_Exercise requirements_
An exact copy of all the data is required, with pictures left out.

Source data
— Start —

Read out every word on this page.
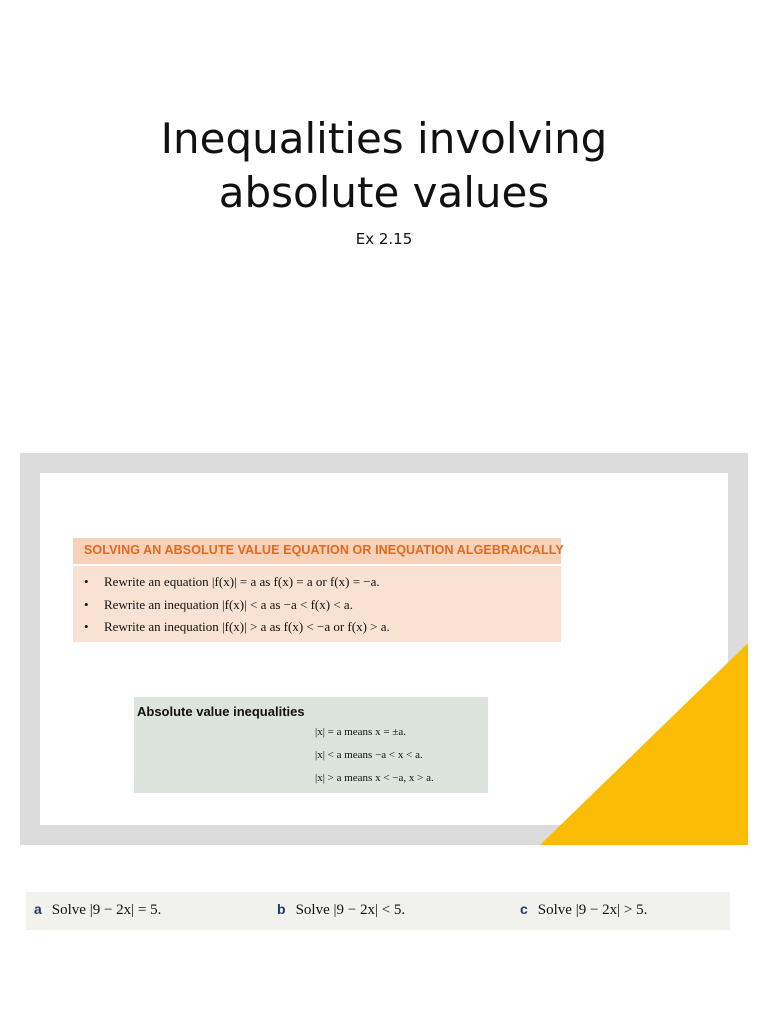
Inequalities involving
absolute values
Ex 2.15
SOLVING AN ABSOLUTE VALUE EQUATION OR INEQUATION ALGEBRAICALLY
• Rewrite an equation |f(x)| = a as f(x) = a or f(x) = −a.
• Rewrite an inequation |f(x)| < a as −a < f(x) < a.
• Rewrite an inequation |f(x)| > a as f(x) < −a or f(x) > a.
Absolute value inequalities
|x| = a means x = ±a.
|x| < a means −a < x < a.
|x| > a means x < −a, x > a.
a Solve |9 − 2x| = 5.	b Solve |9 − 2x| < 5.	c Solve |9 − 2x| > 5.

— End —

_Completed exercise_
Read out every word on this page.
Inequalities involving
absolute values
Ex 2.15
SOLVING AN ABSOLUTE VALUE EQUATION OR INEQUATION ALGEBRAICALLY
• Rewrite an equation |f(x)| = a as f(x) = a or f(x) = −a.
• Rewrite an inequation |f(x)| < a as −a < f(x) < a.
• Rewrite an inequation |f(x)| > a as f(x) < −a or f(x) > a.
Absolute value inequalities
|x| = a means x = ±a.
|x| < a means −a < x < a.
|x| > a means x < −a, x > a.
a Solve |9 − 2x| = 5.	b Solve |9 − 2x| < 5.	c Solve |9 − 2x| > 5.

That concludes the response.